-- START Supplied passage --
Our Statement of Intent is ‘Unlocking Potential, Transforming lives’. This means that we want to unlock the potential and transform the lives of all members of our school community.

For our children, this may be removing barriers to ensure they approach their secondary education, equipped socially, emotionally and academically; for others it may be unlocking a hidden music skill which shapes their future.

For our staff, this may be providing opportunities to help them progress professionally.

For our parents, this may be removing barriers to help them access adult education.

For our wider community, this may be helping them to attend a school social event to prevent loneliness and encourage volunteering at future events.

To enable us to achieve the above, all members of the school adhere to the Core Values of:

  • Safety
  • Ready to Learn
  • Working Together
  • High Expectations
  • Integrity in all that we do.

Religious Education


Religious Education at St Margaret’s Primary Academy aims to: develop an understanding of Christianity, Judaism, Islam, Hinduism, Sikhism and Buddhism; how they influence individuals in society; deepen the ability of children to reflect on religious and moral issues in order to make informed choices; enable children to feel confident in asking fundamental questions of life raised by human experience and respond to these questions by reflecting on their own beliefs and experiences in light of their study; and enable children to be accepting and have mutual respect towards those with different faiths and beliefs.



At St. Margaret’s Primary Academy, we follow Jigsaw RE which has the following principles.

RE is taught every half term. Christianity is taught in each year group alongside the other main religions. Each RE enquiry follows a four-step engagement model which spans over six lessons. This enquiry is started by a big question - for example “Is the Christmas story true?”

Pupils will then study the religion, allowing them to make informed opinions enabling them to answer the original enquiry question.


Units are broken down into the following steps:


Step 1- Engagement:

The human experience underpinning the key question is explored here within the children’s own experience, whether that includes a worldview/religion or not. For example, a human experience underpinning the question, ‘What is the best way for a Sikh to show commitment to God?’ is ‘commitment’, so piece 1 aims to help all children resonate with the experience of ‘commitment’ in their own lives. Relating to this human experience acts as a schema to then help them better understand the worldview being studied (which may be very much outside of their experience).
-- END Supplied passage --
-- START Information shown --
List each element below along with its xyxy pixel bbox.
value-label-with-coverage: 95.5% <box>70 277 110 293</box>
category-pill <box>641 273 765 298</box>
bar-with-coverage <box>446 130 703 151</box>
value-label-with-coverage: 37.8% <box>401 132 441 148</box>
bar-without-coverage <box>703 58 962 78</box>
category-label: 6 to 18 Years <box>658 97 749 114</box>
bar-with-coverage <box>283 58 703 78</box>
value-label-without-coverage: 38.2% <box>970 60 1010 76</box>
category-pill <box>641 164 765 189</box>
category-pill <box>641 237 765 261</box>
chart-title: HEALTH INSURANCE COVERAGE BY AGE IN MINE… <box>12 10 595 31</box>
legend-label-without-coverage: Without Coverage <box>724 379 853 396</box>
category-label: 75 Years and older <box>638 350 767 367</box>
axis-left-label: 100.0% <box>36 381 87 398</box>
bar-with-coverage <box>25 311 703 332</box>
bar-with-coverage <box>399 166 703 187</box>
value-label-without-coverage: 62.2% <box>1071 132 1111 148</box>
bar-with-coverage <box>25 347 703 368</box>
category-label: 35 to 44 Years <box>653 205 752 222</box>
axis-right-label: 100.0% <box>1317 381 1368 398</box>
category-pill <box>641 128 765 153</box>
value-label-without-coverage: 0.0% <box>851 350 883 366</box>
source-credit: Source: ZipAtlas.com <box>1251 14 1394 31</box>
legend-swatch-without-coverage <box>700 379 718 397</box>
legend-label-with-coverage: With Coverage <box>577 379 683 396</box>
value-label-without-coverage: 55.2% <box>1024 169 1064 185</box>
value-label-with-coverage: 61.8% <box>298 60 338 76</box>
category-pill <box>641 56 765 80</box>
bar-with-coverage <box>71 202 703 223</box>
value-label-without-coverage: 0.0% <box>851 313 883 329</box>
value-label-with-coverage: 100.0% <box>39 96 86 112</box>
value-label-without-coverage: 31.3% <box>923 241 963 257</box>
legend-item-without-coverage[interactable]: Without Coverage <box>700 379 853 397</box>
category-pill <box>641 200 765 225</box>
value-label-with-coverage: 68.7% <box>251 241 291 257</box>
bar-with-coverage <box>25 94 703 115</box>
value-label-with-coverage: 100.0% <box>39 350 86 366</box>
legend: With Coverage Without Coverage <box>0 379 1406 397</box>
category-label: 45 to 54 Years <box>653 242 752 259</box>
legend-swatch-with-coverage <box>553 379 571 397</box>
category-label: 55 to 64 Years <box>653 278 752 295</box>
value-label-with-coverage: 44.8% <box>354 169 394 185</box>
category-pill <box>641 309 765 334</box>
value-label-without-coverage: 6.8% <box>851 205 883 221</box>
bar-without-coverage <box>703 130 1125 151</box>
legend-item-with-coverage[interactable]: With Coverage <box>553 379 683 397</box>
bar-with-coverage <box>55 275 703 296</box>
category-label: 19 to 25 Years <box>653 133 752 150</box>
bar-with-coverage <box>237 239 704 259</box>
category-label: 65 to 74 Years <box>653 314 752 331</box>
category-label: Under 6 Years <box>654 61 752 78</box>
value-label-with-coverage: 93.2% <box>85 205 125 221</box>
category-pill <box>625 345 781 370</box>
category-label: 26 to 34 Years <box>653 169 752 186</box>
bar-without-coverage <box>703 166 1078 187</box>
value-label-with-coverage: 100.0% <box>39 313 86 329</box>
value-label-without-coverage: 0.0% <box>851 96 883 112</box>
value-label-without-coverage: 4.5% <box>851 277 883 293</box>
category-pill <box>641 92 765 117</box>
-- END Information shown --
Exercise prompt
Substitute "deep" for "fundamental" and write out the school text again from "Religious Education at" up to and including "the following principles.". The records are separate material, unrelated to the school text.

Solution
Religious Education at St Margaret’s Primary Academy aims to: develop an understanding of Christianity, Judaism, Islam, Hinduism, Sikhism and Buddhism; how they influence individuals in society; deepen the ability of children to reflect on religious and moral issues in order to make informed choices; enable children to feel confident in asking deep questions of life raised by human experience and respond to these questions by reflecting on their own beliefs and experiences in light of their study; and enable children to be accepting and have mutual respect towards those with different faiths and beliefs.



At St. Margaret’s Primary Academy, we follow Jigsaw RE which has the following principles.